Filter the entries below, keeping only lines with the word "this".

(Stored records)
--*--

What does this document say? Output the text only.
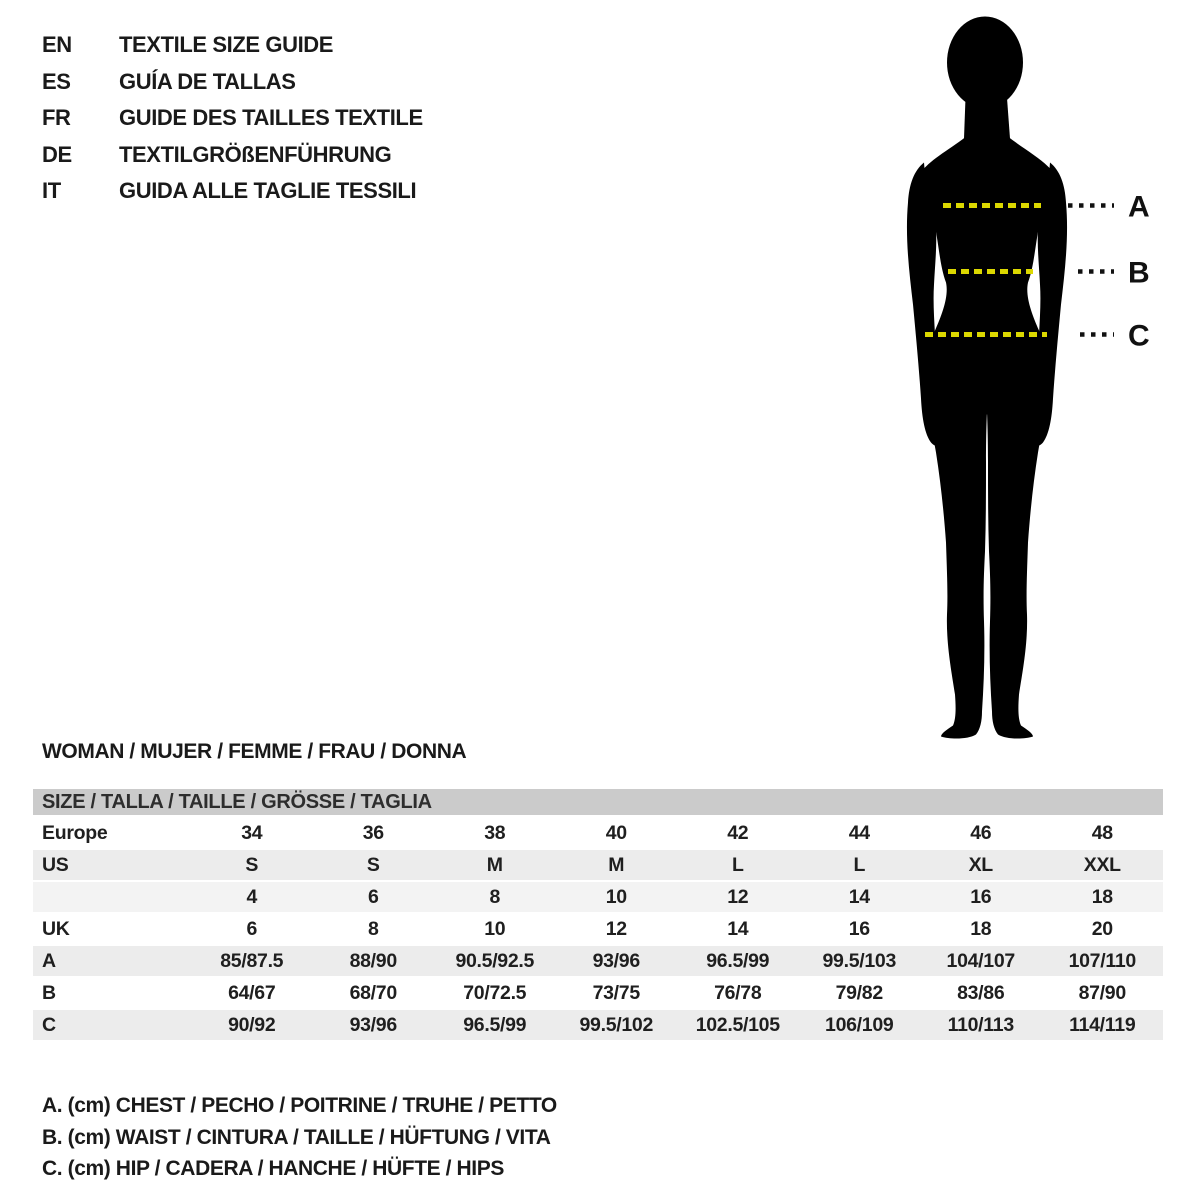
EN	TEXTILE SIZE GUIDE
ES	GUÍA DE TALLAS
FR	GUIDE DES TAILLES TEXTILE
DE	TEXTILGRÖßENFÜHRUNG
IT	GUIDA ALLE TAGLIE TESSILI	A
B
C
WOMAN / MUJER / FEMME / FRAU / DONNA
SIZE / TALLA / TAILLE / GRÖSSE / TAGLIA								
Europe	34	36	38	40	42	44	46	48
US	S	S	M	M	L	L	XL	XXL
	4	6	8	10	12	14	16	18
UK	6	8	10	12	14	16	18	20
A	85/87.5	88/90	90.5/92.5	93/96	96.5/99	99.5/103	104/107	107/110
B	64/67	68/70	70/72.5	73/75	76/78	79/82	83/86	87/90
C	90/92	93/96	96.5/99	99.5/102	102.5/105	106/109	110/113	114/119
A. (cm) CHEST / PECHO / POITRINE / TRUHE / PETTO
B. (cm) WAIST / CINTURA / TAILLE / HÜFTUNG / VITA
C. (cm) HIP / CADERA / HANCHE / HÜFTE / HIPS
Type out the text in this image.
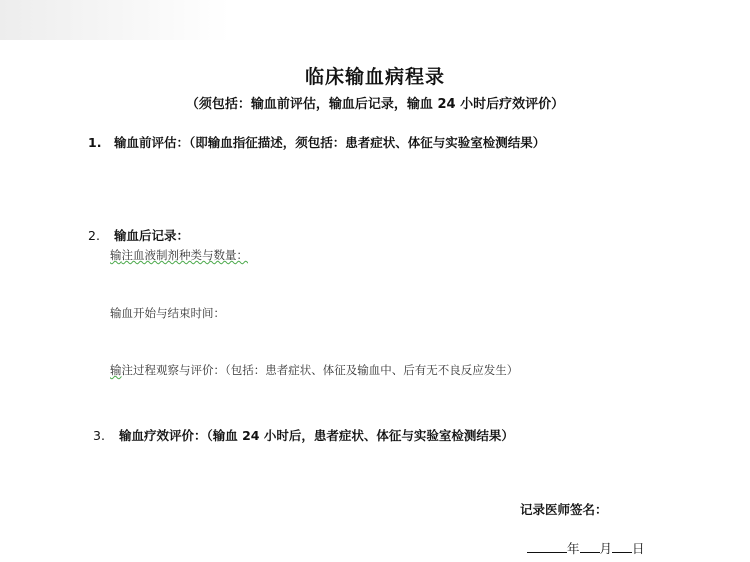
临床输血病程录
（须包括：输血前评估，输血后记录，输血 24 小时后疗效评价）
1. 输血前评估：（即输血指征描述，须包括：患者症状、体征与实验室检测结果）
2. 输血后记录：
输注血液制剂种类与数量：
输血开始与结束时间：
输注过程观察与评价：（包括：患者症状、体征及输血中、后有无不良反应发生）
3. 输血疗效评价：（输血 24 小时后，患者症状、体征与实验室检测结果）
记录医师签名：
年 月 日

--*--

**Answer in full**
What does this document say? Output the text only.
Type out the text in this image.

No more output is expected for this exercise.